(original) (raw)

Hi Andrea,

I’ve updated the patch here:

https://reviews.llvm.org/D54603/new/

I have not modified the description in the Phabricator. Of course, if this solution is the way-forward, then I will be happy to update the change description.

I also modified the format of the symbol names (from what I previously describe in my last response below), to save room: “.mca\_code\_region..”. Where “id” is the user’s specified identifier they want associated to the region (cosmetic), and “number” is a module unique number for the region. I have tested this with non-executable objects, executable files, and multiple objects linking into a single executable.

Also, I am trimming this thread up (sorry, but it’s starting to get unwieldy and I think the mailing list bot is grumpy).

-Matt

From: Andrea Di Biagio
Sent: Monday, December 17, 2018 10:12 AM
To: Davis, Matthew
Cc: Simon Pilgrim ; llvm-dev ; cfe-dev@lists.llvm.org
Subject: Re: \[llvm-dev\] \[RFC\]\[llvm-mca\] Adding binary support to llvm-mca.
════════════════════
**PROBLEM TO WORK ON:**
Resume the mailing-list message above about adding binary support to llvm-mca, continuing after its last header line.
════════════════════
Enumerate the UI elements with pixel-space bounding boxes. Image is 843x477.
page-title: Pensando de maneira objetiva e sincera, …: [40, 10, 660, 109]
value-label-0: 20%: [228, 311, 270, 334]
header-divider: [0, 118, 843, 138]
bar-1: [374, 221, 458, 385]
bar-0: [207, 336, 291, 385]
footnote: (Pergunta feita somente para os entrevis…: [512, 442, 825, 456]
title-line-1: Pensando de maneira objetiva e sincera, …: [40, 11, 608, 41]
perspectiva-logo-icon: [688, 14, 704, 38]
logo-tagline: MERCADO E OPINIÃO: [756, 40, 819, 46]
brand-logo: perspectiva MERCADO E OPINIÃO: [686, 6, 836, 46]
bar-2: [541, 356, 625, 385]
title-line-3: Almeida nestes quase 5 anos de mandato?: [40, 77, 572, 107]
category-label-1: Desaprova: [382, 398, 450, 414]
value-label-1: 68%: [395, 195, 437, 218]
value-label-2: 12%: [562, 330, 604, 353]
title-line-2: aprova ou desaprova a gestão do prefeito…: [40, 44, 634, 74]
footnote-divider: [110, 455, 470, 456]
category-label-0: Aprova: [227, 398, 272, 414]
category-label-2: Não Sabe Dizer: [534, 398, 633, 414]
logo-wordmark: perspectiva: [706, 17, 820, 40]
════════════════════
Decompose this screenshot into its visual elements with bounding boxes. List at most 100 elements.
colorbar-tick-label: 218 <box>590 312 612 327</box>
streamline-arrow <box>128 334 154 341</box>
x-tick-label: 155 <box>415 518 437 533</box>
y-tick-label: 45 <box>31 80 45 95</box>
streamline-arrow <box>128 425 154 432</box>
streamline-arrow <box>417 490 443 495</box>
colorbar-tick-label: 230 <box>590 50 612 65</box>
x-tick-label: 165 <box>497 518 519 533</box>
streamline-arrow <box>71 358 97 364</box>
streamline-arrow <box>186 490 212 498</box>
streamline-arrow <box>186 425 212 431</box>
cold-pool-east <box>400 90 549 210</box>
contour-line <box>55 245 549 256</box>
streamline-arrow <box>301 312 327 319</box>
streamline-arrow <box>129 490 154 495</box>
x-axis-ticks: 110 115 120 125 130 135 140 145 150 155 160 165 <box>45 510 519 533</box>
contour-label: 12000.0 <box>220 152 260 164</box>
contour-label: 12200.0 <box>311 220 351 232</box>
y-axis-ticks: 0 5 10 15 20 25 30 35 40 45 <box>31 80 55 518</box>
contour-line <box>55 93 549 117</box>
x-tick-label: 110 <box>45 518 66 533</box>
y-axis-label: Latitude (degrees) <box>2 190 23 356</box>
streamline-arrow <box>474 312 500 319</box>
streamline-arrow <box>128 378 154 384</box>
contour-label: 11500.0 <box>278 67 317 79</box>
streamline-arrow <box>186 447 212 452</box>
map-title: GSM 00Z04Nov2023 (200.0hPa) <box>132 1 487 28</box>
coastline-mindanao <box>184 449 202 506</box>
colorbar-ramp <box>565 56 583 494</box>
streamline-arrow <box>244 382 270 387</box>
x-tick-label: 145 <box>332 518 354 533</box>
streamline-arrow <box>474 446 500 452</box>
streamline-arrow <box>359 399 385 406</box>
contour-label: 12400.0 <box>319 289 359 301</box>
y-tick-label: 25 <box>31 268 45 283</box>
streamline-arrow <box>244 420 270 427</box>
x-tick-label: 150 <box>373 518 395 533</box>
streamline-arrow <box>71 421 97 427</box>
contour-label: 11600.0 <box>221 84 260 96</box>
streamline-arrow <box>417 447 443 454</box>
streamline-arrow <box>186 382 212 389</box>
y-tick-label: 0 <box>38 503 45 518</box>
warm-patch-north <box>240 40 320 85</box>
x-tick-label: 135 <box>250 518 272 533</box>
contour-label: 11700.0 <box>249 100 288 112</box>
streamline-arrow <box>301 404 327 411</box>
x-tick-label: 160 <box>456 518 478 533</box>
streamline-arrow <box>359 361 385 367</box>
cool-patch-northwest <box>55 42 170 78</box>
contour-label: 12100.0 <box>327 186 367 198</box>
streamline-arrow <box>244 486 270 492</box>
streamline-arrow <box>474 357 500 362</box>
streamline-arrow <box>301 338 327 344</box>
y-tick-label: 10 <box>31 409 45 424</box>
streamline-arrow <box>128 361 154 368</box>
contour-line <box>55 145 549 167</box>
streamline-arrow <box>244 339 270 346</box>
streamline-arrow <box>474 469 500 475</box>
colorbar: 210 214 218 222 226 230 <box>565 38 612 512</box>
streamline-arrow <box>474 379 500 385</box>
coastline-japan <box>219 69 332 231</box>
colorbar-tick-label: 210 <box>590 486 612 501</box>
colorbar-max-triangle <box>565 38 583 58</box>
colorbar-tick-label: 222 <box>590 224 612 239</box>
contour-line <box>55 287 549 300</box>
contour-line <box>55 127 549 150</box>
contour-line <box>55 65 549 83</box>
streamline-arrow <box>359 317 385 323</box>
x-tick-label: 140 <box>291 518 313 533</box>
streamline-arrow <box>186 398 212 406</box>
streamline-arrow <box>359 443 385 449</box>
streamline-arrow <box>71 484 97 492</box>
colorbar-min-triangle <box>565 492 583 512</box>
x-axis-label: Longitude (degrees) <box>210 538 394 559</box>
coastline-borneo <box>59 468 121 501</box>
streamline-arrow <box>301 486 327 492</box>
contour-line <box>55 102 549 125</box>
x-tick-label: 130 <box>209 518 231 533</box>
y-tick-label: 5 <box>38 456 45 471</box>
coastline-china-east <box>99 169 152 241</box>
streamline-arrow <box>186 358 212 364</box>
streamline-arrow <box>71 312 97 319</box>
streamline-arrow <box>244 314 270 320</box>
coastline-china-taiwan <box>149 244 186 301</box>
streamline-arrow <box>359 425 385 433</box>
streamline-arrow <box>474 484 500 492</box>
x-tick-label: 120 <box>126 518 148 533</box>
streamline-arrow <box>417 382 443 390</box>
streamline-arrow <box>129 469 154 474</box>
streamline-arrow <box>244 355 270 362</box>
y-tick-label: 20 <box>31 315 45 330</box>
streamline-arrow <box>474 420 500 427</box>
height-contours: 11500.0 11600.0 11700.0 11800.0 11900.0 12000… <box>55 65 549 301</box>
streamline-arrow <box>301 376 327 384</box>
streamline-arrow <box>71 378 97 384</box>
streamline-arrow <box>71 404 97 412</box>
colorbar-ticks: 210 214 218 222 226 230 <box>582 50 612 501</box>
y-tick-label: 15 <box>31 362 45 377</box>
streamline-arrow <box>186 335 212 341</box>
════════════════════
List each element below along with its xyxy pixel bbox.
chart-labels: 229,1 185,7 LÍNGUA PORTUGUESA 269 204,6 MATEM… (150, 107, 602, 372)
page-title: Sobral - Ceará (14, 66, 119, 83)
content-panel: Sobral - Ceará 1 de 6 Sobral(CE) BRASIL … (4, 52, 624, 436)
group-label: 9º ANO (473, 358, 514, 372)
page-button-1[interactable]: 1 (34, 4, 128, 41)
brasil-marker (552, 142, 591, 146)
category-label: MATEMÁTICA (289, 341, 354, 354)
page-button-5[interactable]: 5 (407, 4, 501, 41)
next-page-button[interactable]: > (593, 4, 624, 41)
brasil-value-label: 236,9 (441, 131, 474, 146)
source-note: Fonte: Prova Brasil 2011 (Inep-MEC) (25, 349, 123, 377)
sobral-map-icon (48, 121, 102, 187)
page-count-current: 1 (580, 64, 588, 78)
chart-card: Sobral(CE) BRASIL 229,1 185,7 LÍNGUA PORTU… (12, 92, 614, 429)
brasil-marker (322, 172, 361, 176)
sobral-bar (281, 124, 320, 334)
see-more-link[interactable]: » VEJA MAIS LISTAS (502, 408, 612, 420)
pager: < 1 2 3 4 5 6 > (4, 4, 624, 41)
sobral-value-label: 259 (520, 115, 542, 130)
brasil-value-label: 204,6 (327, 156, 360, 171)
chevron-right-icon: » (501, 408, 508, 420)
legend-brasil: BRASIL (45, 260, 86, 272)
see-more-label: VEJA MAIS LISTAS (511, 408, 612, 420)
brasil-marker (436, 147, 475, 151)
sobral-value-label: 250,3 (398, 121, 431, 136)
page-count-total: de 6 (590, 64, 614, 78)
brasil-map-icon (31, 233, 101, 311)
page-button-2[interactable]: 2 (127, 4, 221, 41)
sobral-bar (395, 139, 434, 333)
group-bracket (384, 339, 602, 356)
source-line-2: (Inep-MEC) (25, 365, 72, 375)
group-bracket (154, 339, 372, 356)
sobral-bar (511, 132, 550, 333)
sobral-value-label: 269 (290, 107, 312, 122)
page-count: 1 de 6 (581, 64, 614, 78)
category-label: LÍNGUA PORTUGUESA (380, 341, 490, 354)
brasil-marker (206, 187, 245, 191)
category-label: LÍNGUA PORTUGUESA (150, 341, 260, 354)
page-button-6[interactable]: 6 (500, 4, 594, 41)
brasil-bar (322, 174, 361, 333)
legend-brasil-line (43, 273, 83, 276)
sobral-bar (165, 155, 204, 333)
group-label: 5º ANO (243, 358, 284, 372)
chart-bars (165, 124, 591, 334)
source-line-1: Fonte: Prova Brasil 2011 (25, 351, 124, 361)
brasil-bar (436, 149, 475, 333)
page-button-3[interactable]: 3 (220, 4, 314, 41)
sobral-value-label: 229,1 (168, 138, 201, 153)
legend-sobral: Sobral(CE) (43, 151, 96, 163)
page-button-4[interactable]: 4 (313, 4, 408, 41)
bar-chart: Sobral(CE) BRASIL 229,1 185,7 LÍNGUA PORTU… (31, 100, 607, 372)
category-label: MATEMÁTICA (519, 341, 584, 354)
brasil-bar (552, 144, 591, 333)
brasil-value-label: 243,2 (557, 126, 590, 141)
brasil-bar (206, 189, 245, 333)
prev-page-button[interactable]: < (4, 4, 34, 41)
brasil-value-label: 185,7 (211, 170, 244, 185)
════════════════════
**EXERCISE RESPONSE:**
Hi Matt,

could you please update the associated patch too?

Thanks

-Andrea

On Mon, Dec 17, 2018 at 5:48 PM via llvm-dev <llvm-dev@lists.llvm.org> wrote:

Adding the llvm-dev list, because my email client decides to remove certain lists when I reply-all... including the list that I intend to respond to.

\> -----Original Message-----
\> From: Davis, Matthew <Matthew.Davis@sony.com>
\> Sent: Monday, December 17, 2018 9:47 AM
\> To: Davis, Matthew <Matthew.Davis@sony.com>; llvm-dev@redking.me.uk
\> Cc: cfe-dev@lists.llvm.org
\> Subject: RE: \[llvm-dev\] \[RFC\]\[llvm-mca\] Adding binary support to llvm-mca.
\>
\> Just an update to this RFC. (I thought this was going to be a short email... my
\> apologies).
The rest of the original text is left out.